**THE RECORDS**
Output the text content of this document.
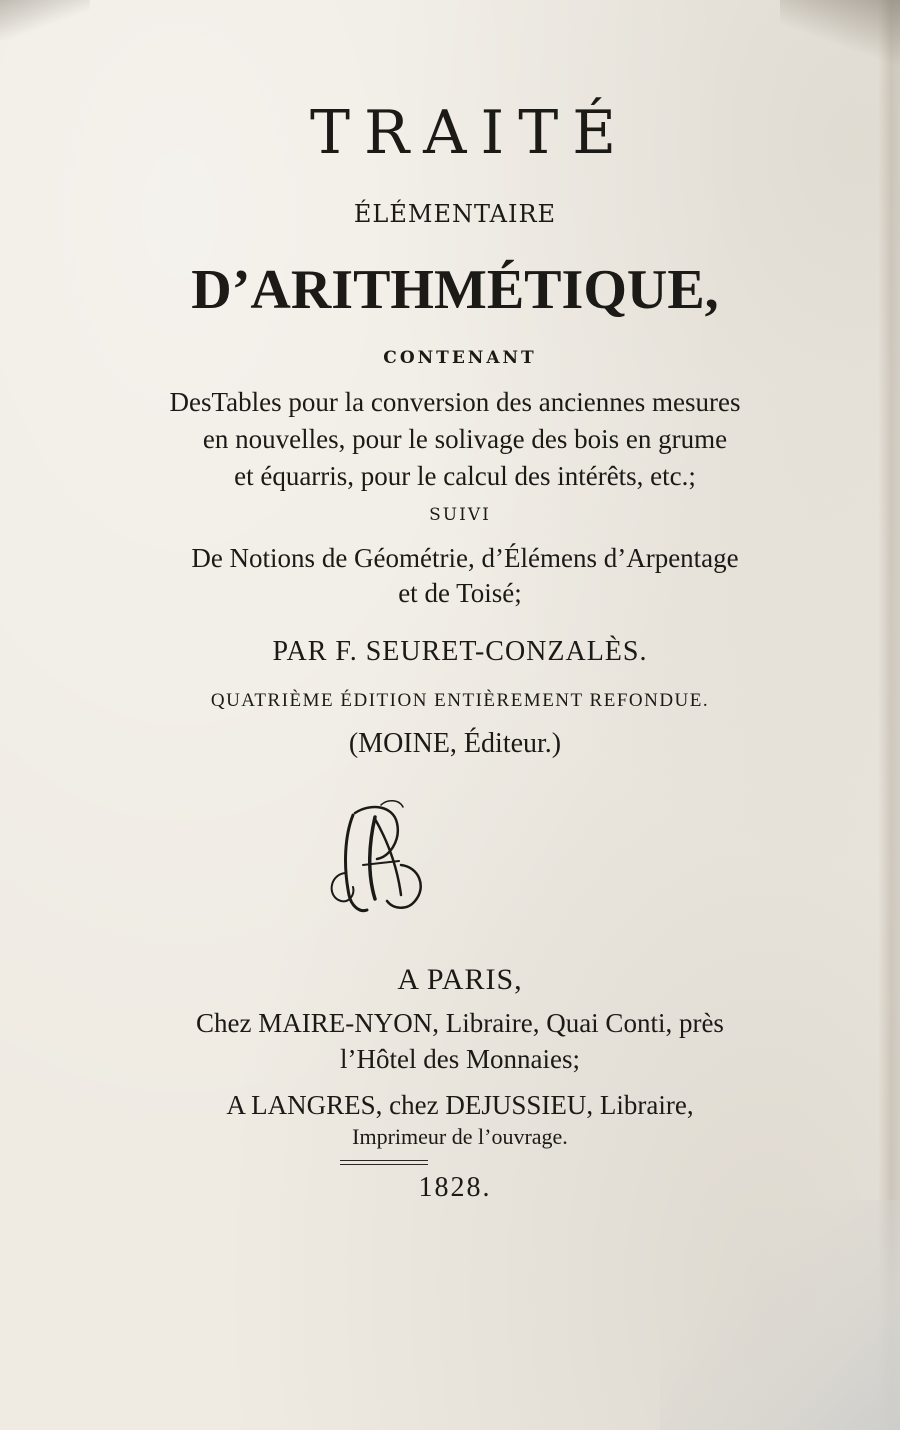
TRAITÉ
ÉLÉMENTAIRE
D’ARITHMÉTIQUE,
CONTENANT
DesTables pour la conversion des anciennes mesures
en nouvelles, pour le solivage des bois en grume
et équarris, pour le calcul des intérêts, etc.;
SUIVI
De Notions de Géométrie, d’Élémens d’Arpentage
et de Toisé;
PAR F. SEURET-CONZALÈS.
QUATRIÈME ÉDITION ENTIÈREMENT REFONDUE.
(MOINE, Éditeur.)
A PARIS,
Chez MAIRE-NYON, Libraire, Quai Conti, près
l’Hôtel des Monnaies;
A LANGRES, chez DEJUSSIEU, Libraire,
Imprimeur de l’ouvrage.
1828.
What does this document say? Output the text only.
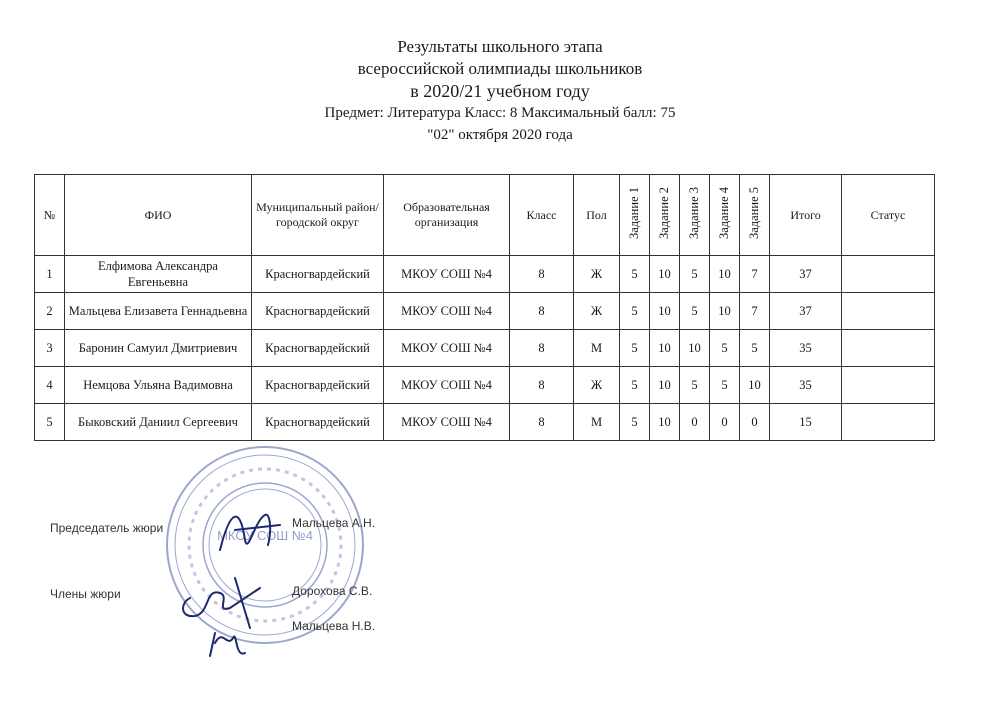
Результаты школьного этапа
всероссийской олимпиады школьников
в 2020/21 учебном году
Предмет: Литература Класс: 8 Максимальный балл: 75
"02" октября 2020 года
№	ФИО	Муниципальный район/городской округ	Образовательная организация	Класс	Пол	Задание 1	Задание 2	Задание 3	Задание 4	Задание 5	Итого	Статус
1	Елфимова Александра Евгеньевна	Красногвардейский	МКОУ СОШ №4	8	Ж	5	10	5	10	7	37	
2	Мальцева Елизавета Геннадьевна	Красногвардейский	МКОУ СОШ №4	8	Ж	5	10	5	10	7	37	
3	Баронин Самуил Дмитриевич	Красногвардейский	МКОУ СОШ №4	8	М	5	10	10	5	5	35	
4	Немцова Ульяна Вадимовна	Красногвардейский	МКОУ СОШ №4	8	Ж	5	10	5	5	10	35	
5	Быковский Даниил Сергеевич	Красногвардейский	МКОУ СОШ №4	8	М	5	10	0	0	0	15	
МКОУ СОШ №4
Председатель жюри	Мальцева А.Н.
Члены жюри	Дорохова С.В.
Мальцева Н.В.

**GIVEN INSTRUCTION**
Collect from the data above every line that includes "жюри".

**PROBLEM SOLUTION**
Председатель жюри	Мальцева А.Н.
Члены жюри	Дорохова С.В.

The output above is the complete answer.